**GOAL OF THE EXERCISE**.
Tally every line of the listing below that holds "Fraunhofer", then give the tally alone.

**Figure record listings**.
++++

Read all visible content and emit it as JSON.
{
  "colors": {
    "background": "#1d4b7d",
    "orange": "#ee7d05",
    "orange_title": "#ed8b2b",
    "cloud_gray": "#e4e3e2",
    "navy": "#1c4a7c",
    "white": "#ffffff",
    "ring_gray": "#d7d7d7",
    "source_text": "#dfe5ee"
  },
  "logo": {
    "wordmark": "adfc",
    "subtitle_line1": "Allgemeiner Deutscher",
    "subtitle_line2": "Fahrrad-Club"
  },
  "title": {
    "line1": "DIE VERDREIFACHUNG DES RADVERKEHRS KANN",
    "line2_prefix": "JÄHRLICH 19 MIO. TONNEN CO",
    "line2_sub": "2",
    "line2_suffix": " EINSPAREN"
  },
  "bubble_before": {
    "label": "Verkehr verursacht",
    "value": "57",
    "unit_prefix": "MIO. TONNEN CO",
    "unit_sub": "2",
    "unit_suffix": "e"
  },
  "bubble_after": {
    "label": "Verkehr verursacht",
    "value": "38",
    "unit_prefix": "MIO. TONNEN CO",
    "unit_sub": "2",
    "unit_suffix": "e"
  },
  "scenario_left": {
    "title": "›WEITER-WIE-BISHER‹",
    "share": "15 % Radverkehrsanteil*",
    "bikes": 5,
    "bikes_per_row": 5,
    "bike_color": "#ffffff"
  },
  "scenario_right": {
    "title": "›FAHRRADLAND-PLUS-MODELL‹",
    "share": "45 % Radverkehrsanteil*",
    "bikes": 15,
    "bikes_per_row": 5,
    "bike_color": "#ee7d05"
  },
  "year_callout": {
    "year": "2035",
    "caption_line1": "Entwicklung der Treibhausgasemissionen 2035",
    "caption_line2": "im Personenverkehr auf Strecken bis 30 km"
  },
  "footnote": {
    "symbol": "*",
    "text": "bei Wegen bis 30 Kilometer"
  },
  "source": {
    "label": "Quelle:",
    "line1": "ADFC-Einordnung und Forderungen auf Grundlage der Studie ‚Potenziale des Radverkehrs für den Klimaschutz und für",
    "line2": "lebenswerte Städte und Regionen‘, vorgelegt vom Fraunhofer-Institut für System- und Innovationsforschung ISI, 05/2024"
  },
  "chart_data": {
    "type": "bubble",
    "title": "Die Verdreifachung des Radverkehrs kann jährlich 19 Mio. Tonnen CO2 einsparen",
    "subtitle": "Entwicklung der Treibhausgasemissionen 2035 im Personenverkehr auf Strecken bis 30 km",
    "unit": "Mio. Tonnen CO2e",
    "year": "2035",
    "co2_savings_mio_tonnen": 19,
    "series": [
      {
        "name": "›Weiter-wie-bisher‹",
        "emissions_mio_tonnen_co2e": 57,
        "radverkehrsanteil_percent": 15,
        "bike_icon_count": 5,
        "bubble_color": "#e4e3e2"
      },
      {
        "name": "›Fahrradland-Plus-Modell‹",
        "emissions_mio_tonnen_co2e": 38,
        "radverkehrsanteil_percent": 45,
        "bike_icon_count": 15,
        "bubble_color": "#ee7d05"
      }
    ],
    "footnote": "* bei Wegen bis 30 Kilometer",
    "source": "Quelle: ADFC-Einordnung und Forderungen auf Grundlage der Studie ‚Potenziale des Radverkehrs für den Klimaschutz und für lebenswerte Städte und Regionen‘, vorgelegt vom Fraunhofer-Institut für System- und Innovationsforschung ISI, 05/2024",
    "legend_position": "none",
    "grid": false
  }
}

++++

**SOLUTION TO THIS PROBLEM**.
2